## YOUR GOAL
Pull every line containing "Cyflogeion" out of the material below.
— Start of LISTED ENTRIES —
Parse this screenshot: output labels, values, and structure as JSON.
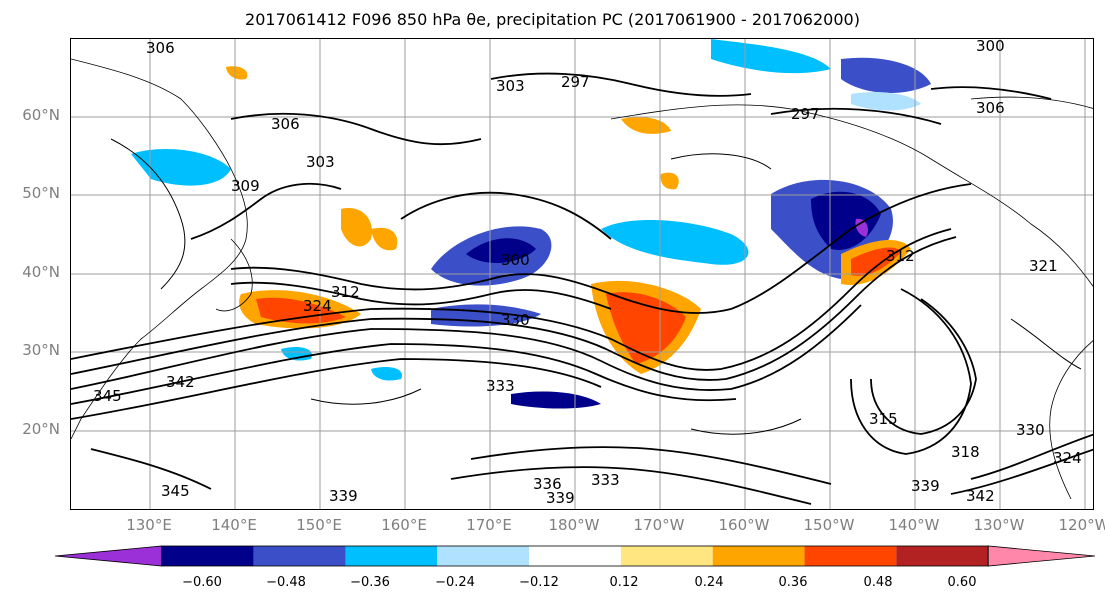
{
  "title": "2017061412 F096 850 hPa θe, precipitation PC (2017061900 - 2017062000)",
  "map": {
    "lat_labels": [
      "60°N",
      "50°N",
      "40°N",
      "30°N",
      "20°N"
    ],
    "lon_labels": [
      "130°E",
      "140°E",
      "150°E",
      "160°E",
      "170°E",
      "180°W",
      "170°W",
      "160°W",
      "150°W",
      "140°W",
      "130°W",
      "120°W"
    ],
    "contour_labels": [
      "306",
      "297",
      "303",
      "306",
      "303",
      "309",
      "300",
      "312",
      "324",
      "330",
      "312",
      "321",
      "333",
      "333",
      "342",
      "345",
      "345",
      "339",
      "336",
      "339",
      "315",
      "318",
      "324",
      "330",
      "339",
      "342",
      "300",
      "306",
      "297"
    ],
    "colors": {
      "grid": "#9e9e9e",
      "coast": "#000000",
      "contour": "#000000"
    }
  },
  "colorbar": {
    "ticks": [
      "−0.60",
      "−0.48",
      "−0.36",
      "−0.24",
      "−0.12",
      "0.12",
      "0.24",
      "0.36",
      "0.48",
      "0.60"
    ],
    "colors": [
      "#9b30d8",
      "#00008b",
      "#3a4fc8",
      "#00bfff",
      "#b0e2ff",
      "#ffffff",
      "#ffe680",
      "#ffa500",
      "#ff4500",
      "#b22222",
      "#ff88aa"
    ]
  }
}
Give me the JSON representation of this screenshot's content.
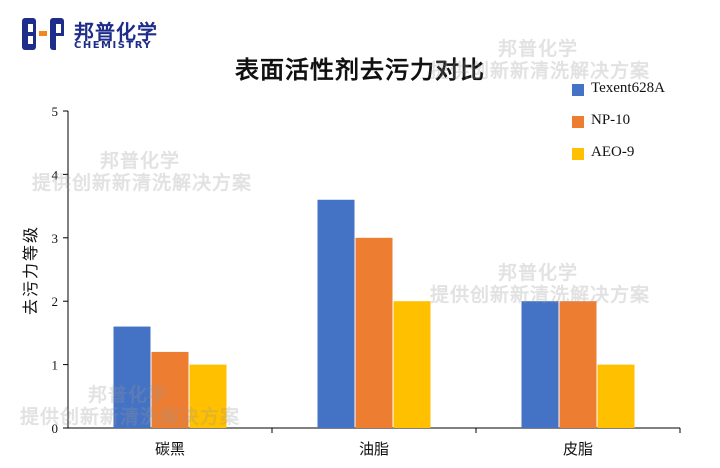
{
  "logo": {
    "mark": "B-P",
    "name_cn": "邦普化学",
    "name_en": "CHEMISTRY"
  },
  "watermark": {
    "line1": "邦普化学",
    "line2": "提供创新新清洗解决方案"
  },
  "colors": {
    "series": [
      "#4472c4",
      "#ed7d31",
      "#ffc000"
    ],
    "logo": "#1f2d8a",
    "axis": "#000000"
  },
  "chart_data": {
    "type": "bar",
    "title": "表面活性剂去污力对比",
    "ylabel": "去污力等级",
    "xlabel": "",
    "categories": [
      "碳黑",
      "油脂",
      "皮脂"
    ],
    "ylim": [
      0,
      5
    ],
    "yticks": [
      "0",
      "1",
      "2",
      "3",
      "4",
      "5"
    ],
    "grid": false,
    "legend_position": "top-right",
    "series": [
      {
        "name": "Texent628A",
        "values": [
          1.6,
          3.6,
          2.0
        ]
      },
      {
        "name": "NP-10",
        "values": [
          1.2,
          3.0,
          2.0
        ]
      },
      {
        "name": "AEO-9",
        "values": [
          1.0,
          2.0,
          1.0
        ]
      }
    ]
  }
}
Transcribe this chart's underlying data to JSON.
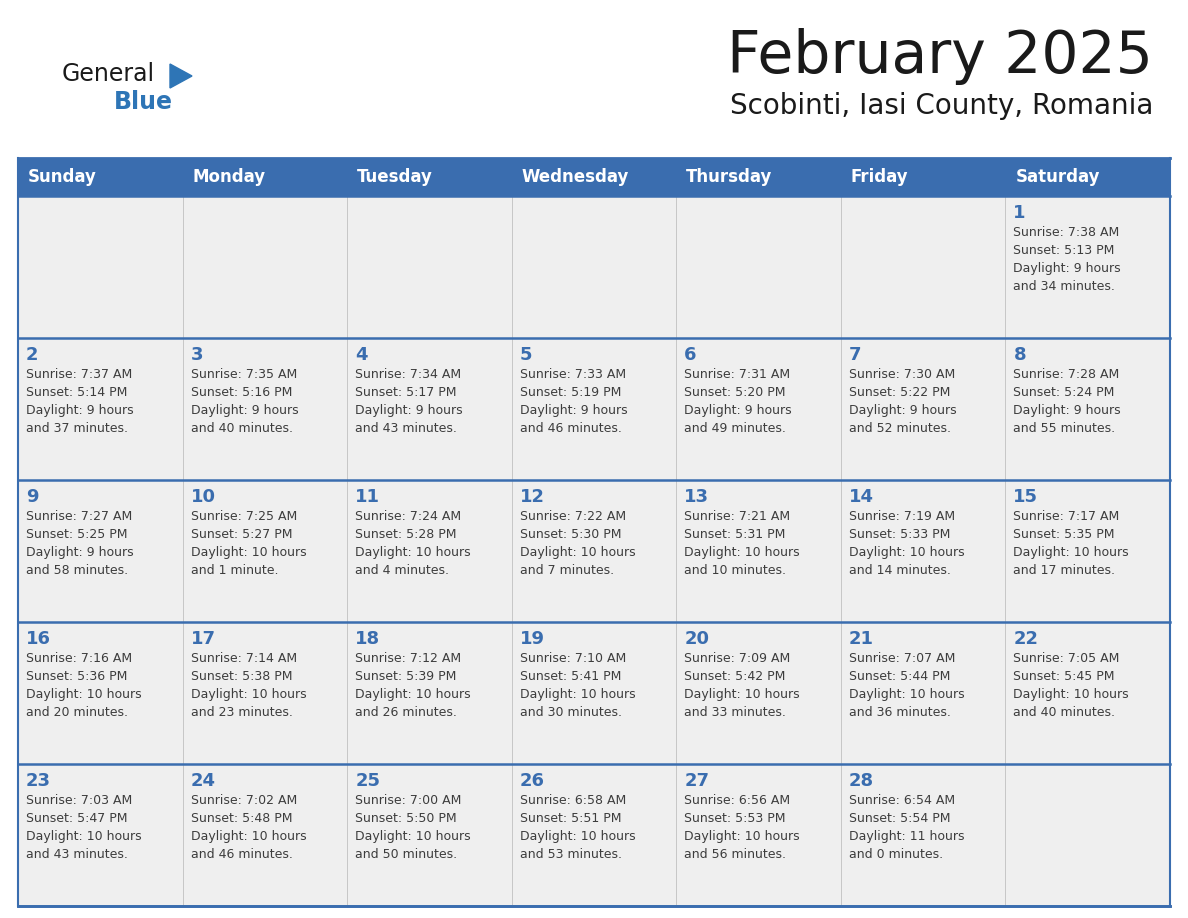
{
  "title": "February 2025",
  "subtitle": "Scobinti, Iasi County, Romania",
  "header_bg": "#3A6DAF",
  "header_text_color": "#FFFFFF",
  "cell_bg": "#EFEFEF",
  "day_number_color": "#3A6DAF",
  "info_text_color": "#3d3d3d",
  "border_color": "#3A6DAF",
  "logo_general_color": "#1a1a1a",
  "logo_blue_color": "#2E75B6",
  "logo_triangle_color": "#2E75B6",
  "days_of_week": [
    "Sunday",
    "Monday",
    "Tuesday",
    "Wednesday",
    "Thursday",
    "Friday",
    "Saturday"
  ],
  "weeks": [
    [
      {
        "day": null,
        "info": ""
      },
      {
        "day": null,
        "info": ""
      },
      {
        "day": null,
        "info": ""
      },
      {
        "day": null,
        "info": ""
      },
      {
        "day": null,
        "info": ""
      },
      {
        "day": null,
        "info": ""
      },
      {
        "day": 1,
        "info": "Sunrise: 7:38 AM\nSunset: 5:13 PM\nDaylight: 9 hours\nand 34 minutes."
      }
    ],
    [
      {
        "day": 2,
        "info": "Sunrise: 7:37 AM\nSunset: 5:14 PM\nDaylight: 9 hours\nand 37 minutes."
      },
      {
        "day": 3,
        "info": "Sunrise: 7:35 AM\nSunset: 5:16 PM\nDaylight: 9 hours\nand 40 minutes."
      },
      {
        "day": 4,
        "info": "Sunrise: 7:34 AM\nSunset: 5:17 PM\nDaylight: 9 hours\nand 43 minutes."
      },
      {
        "day": 5,
        "info": "Sunrise: 7:33 AM\nSunset: 5:19 PM\nDaylight: 9 hours\nand 46 minutes."
      },
      {
        "day": 6,
        "info": "Sunrise: 7:31 AM\nSunset: 5:20 PM\nDaylight: 9 hours\nand 49 minutes."
      },
      {
        "day": 7,
        "info": "Sunrise: 7:30 AM\nSunset: 5:22 PM\nDaylight: 9 hours\nand 52 minutes."
      },
      {
        "day": 8,
        "info": "Sunrise: 7:28 AM\nSunset: 5:24 PM\nDaylight: 9 hours\nand 55 minutes."
      }
    ],
    [
      {
        "day": 9,
        "info": "Sunrise: 7:27 AM\nSunset: 5:25 PM\nDaylight: 9 hours\nand 58 minutes."
      },
      {
        "day": 10,
        "info": "Sunrise: 7:25 AM\nSunset: 5:27 PM\nDaylight: 10 hours\nand 1 minute."
      },
      {
        "day": 11,
        "info": "Sunrise: 7:24 AM\nSunset: 5:28 PM\nDaylight: 10 hours\nand 4 minutes."
      },
      {
        "day": 12,
        "info": "Sunrise: 7:22 AM\nSunset: 5:30 PM\nDaylight: 10 hours\nand 7 minutes."
      },
      {
        "day": 13,
        "info": "Sunrise: 7:21 AM\nSunset: 5:31 PM\nDaylight: 10 hours\nand 10 minutes."
      },
      {
        "day": 14,
        "info": "Sunrise: 7:19 AM\nSunset: 5:33 PM\nDaylight: 10 hours\nand 14 minutes."
      },
      {
        "day": 15,
        "info": "Sunrise: 7:17 AM\nSunset: 5:35 PM\nDaylight: 10 hours\nand 17 minutes."
      }
    ],
    [
      {
        "day": 16,
        "info": "Sunrise: 7:16 AM\nSunset: 5:36 PM\nDaylight: 10 hours\nand 20 minutes."
      },
      {
        "day": 17,
        "info": "Sunrise: 7:14 AM\nSunset: 5:38 PM\nDaylight: 10 hours\nand 23 minutes."
      },
      {
        "day": 18,
        "info": "Sunrise: 7:12 AM\nSunset: 5:39 PM\nDaylight: 10 hours\nand 26 minutes."
      },
      {
        "day": 19,
        "info": "Sunrise: 7:10 AM\nSunset: 5:41 PM\nDaylight: 10 hours\nand 30 minutes."
      },
      {
        "day": 20,
        "info": "Sunrise: 7:09 AM\nSunset: 5:42 PM\nDaylight: 10 hours\nand 33 minutes."
      },
      {
        "day": 21,
        "info": "Sunrise: 7:07 AM\nSunset: 5:44 PM\nDaylight: 10 hours\nand 36 minutes."
      },
      {
        "day": 22,
        "info": "Sunrise: 7:05 AM\nSunset: 5:45 PM\nDaylight: 10 hours\nand 40 minutes."
      }
    ],
    [
      {
        "day": 23,
        "info": "Sunrise: 7:03 AM\nSunset: 5:47 PM\nDaylight: 10 hours\nand 43 minutes."
      },
      {
        "day": 24,
        "info": "Sunrise: 7:02 AM\nSunset: 5:48 PM\nDaylight: 10 hours\nand 46 minutes."
      },
      {
        "day": 25,
        "info": "Sunrise: 7:00 AM\nSunset: 5:50 PM\nDaylight: 10 hours\nand 50 minutes."
      },
      {
        "day": 26,
        "info": "Sunrise: 6:58 AM\nSunset: 5:51 PM\nDaylight: 10 hours\nand 53 minutes."
      },
      {
        "day": 27,
        "info": "Sunrise: 6:56 AM\nSunset: 5:53 PM\nDaylight: 10 hours\nand 56 minutes."
      },
      {
        "day": 28,
        "info": "Sunrise: 6:54 AM\nSunset: 5:54 PM\nDaylight: 11 hours\nand 0 minutes."
      },
      {
        "day": null,
        "info": ""
      }
    ]
  ]
}
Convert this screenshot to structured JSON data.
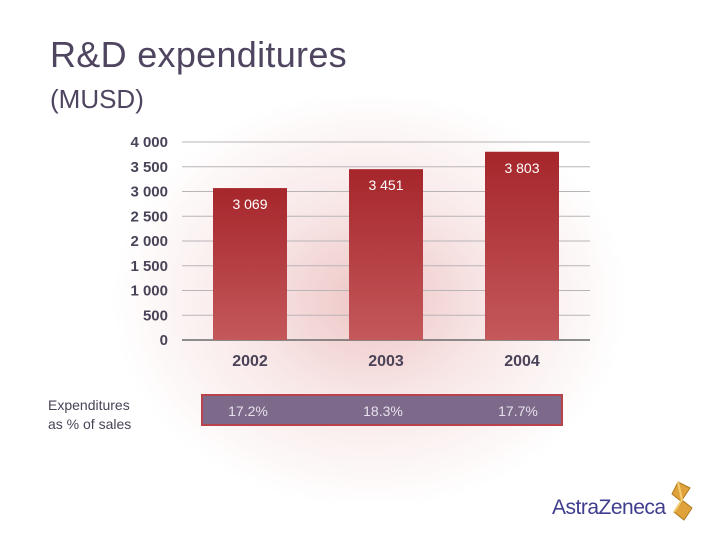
{
  "header": {
    "title": "R&D expenditures",
    "subtitle": "(MUSD)"
  },
  "chart_data": {
    "type": "bar",
    "title": "R&D expenditures",
    "ylabel": "MUSD",
    "xlabel": "",
    "categories": [
      "2002",
      "2003",
      "2004"
    ],
    "values": [
      3069,
      3451,
      3803
    ],
    "value_labels": [
      "3 069",
      "3 451",
      "3 803"
    ],
    "ylim": [
      0,
      4000
    ],
    "yticks": [
      0,
      500,
      1000,
      1500,
      2000,
      2500,
      3000,
      3500,
      4000
    ],
    "ytick_labels": [
      "0",
      "500",
      "1 000",
      "1 500",
      "2 000",
      "2 500",
      "3 000",
      "3 500",
      "4 000"
    ],
    "grid": true,
    "bar_color": "#b03236"
  },
  "pct_row": {
    "label_line1": "Expenditures",
    "label_line2": "as % of sales",
    "values": [
      "17.2%",
      "18.3%",
      "17.7%"
    ]
  },
  "logo": {
    "text": "AstraZeneca"
  }
}
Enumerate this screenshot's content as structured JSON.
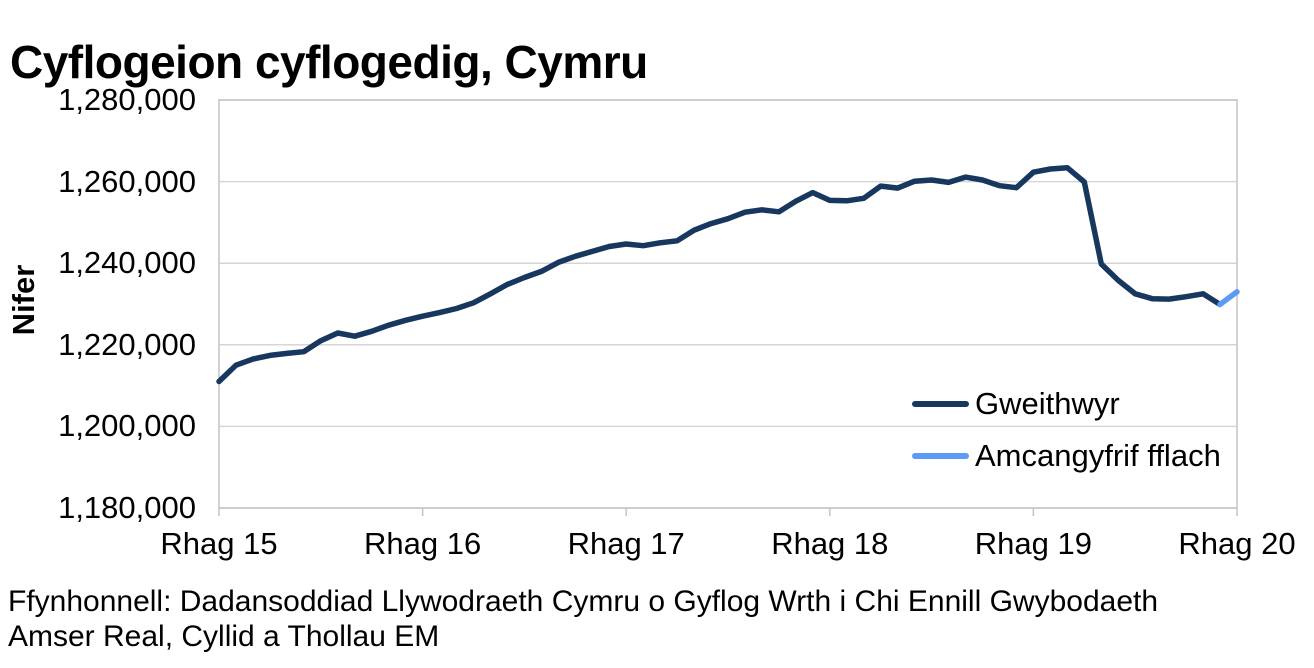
{
  "title": "Cyflogeion cyflogedig, Cymru",
  "source": {
    "line1": "Ffynhonnell: Dadansoddiad Llywodraeth Cymru o Gyflog Wrth i Chi Ennill Gwybodaeth",
    "line2": "Amser Real, Cyllid a Thollau EM"
  },
  "colors": {
    "gridline": "#d6d6d6",
    "axis": "#c4c4c4",
    "text": "#000000"
  },
  "chart_data": {
    "type": "line",
    "title": "Cyflogeion cyflogedig, Cymru",
    "xlabel": "",
    "ylabel": "Nifer",
    "grid": "horizontal",
    "legend_position": "inside-bottom-right",
    "x_unit": "monthly, Rhagfyr 2015 to Rhagfyr 2020 (61 points)",
    "x_tick_labels": [
      "Rhag 15",
      "Rhag 16",
      "Rhag 17",
      "Rhag 18",
      "Rhag 19",
      "Rhag 20"
    ],
    "x_tick_month_index": [
      0,
      12,
      24,
      36,
      48,
      60
    ],
    "ylim": [
      1180000,
      1280000
    ],
    "y_ticks": [
      1280000,
      1260000,
      1240000,
      1220000,
      1200000,
      1180000
    ],
    "y_tick_labels": [
      "1,280,000",
      "1,260,000",
      "1,240,000",
      "1,220,000",
      "1,200,000",
      "1,180,000"
    ],
    "series": [
      {
        "name": "Gweithwyr",
        "color": "#17375E",
        "x_start_index": 0,
        "values": [
          1211000,
          1215000,
          1216500,
          1217400,
          1217900,
          1218300,
          1221000,
          1222900,
          1222100,
          1223300,
          1224800,
          1226000,
          1227000,
          1227900,
          1228900,
          1230300,
          1232500,
          1234800,
          1236500,
          1238000,
          1240200,
          1241700,
          1242900,
          1244100,
          1244700,
          1244300,
          1245000,
          1245500,
          1248100,
          1249700,
          1250900,
          1252500,
          1253100,
          1252600,
          1255200,
          1257300,
          1255400,
          1255300,
          1255900,
          1258900,
          1258400,
          1260100,
          1260400,
          1259800,
          1261100,
          1260400,
          1259000,
          1258500,
          1262300,
          1263100,
          1263400,
          1259900,
          1239800,
          1235800,
          1232500,
          1231300,
          1231200,
          1231800,
          1232500,
          1229900
        ]
      },
      {
        "name": "Amcangyfrif fflach",
        "color": "#5B9BF5",
        "x_start_index": 59,
        "values": [
          1229900,
          1233000
        ]
      }
    ]
  }
}
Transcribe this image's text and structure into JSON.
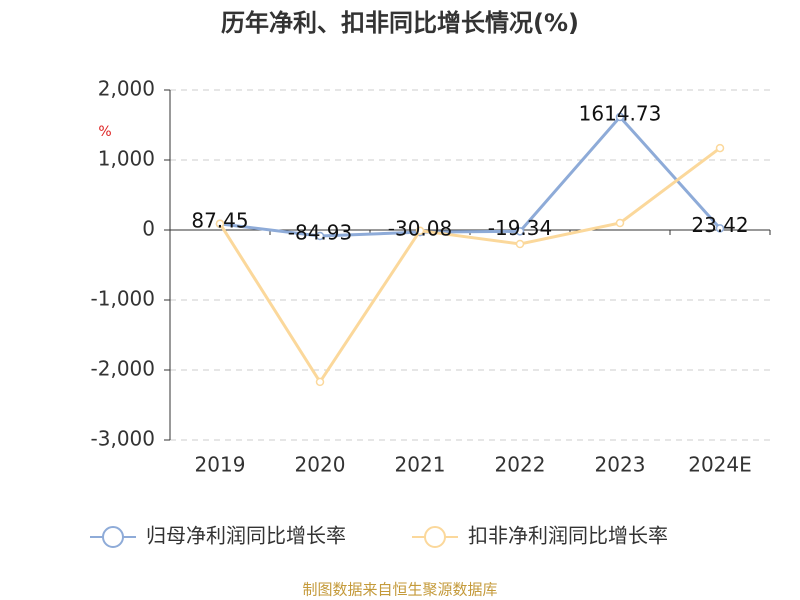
{
  "chart_data": {
    "type": "line",
    "title": "历年净利、扣非同比增长情况(%)",
    "y_unit": "%",
    "categories": [
      "2019",
      "2020",
      "2021",
      "2022",
      "2023",
      "2024E"
    ],
    "series": [
      {
        "name": "归母净利润同比增长率",
        "color": "#8eabd8",
        "values": [
          87.45,
          -84.93,
          -30.08,
          -19.34,
          1614.73,
          23.42
        ],
        "data_labels": true
      },
      {
        "name": "扣非净利润同比增长率",
        "color": "#fbd89b",
        "values": [
          90,
          -2170,
          -10,
          -200,
          100,
          1170
        ],
        "data_labels": false
      }
    ],
    "ylim": [
      -3000,
      2000
    ],
    "yticks": [
      {
        "value": 2000,
        "label": "2,000"
      },
      {
        "value": 1000,
        "label": "1,000"
      },
      0,
      {
        "value": -1000,
        "label": "-1,000"
      },
      {
        "value": -2000,
        "label": "-2,000"
      },
      {
        "value": -3000,
        "label": "-3,000"
      }
    ],
    "grid": true,
    "legend": "bottom",
    "source": "制图数据来自恒生聚源数据库"
  }
}
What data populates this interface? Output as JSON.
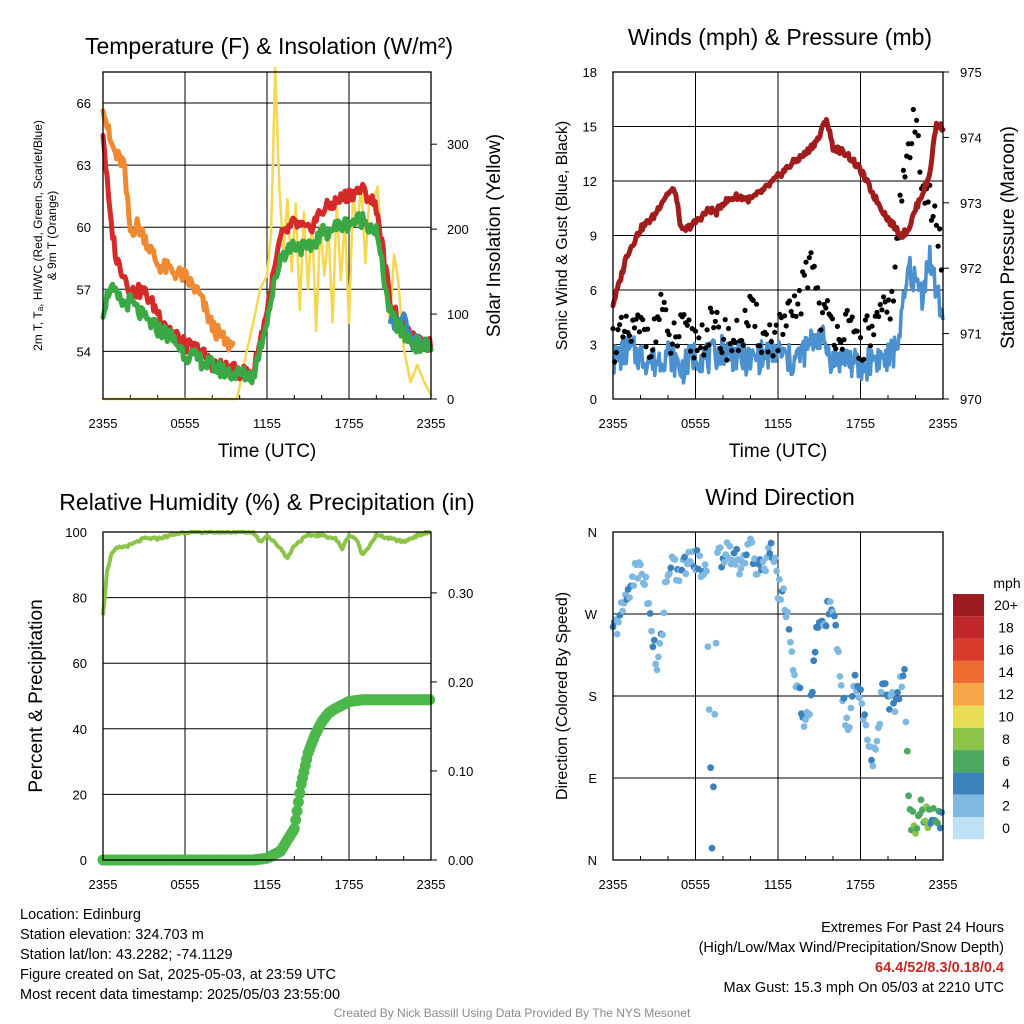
— End of LISTED ENTRIES —
## COMPLETED EXERCISE
  "title": "Cyflogeion cyflogedig, Cymru",
    "title": "Cyflogeion cyflogedig, Cymru",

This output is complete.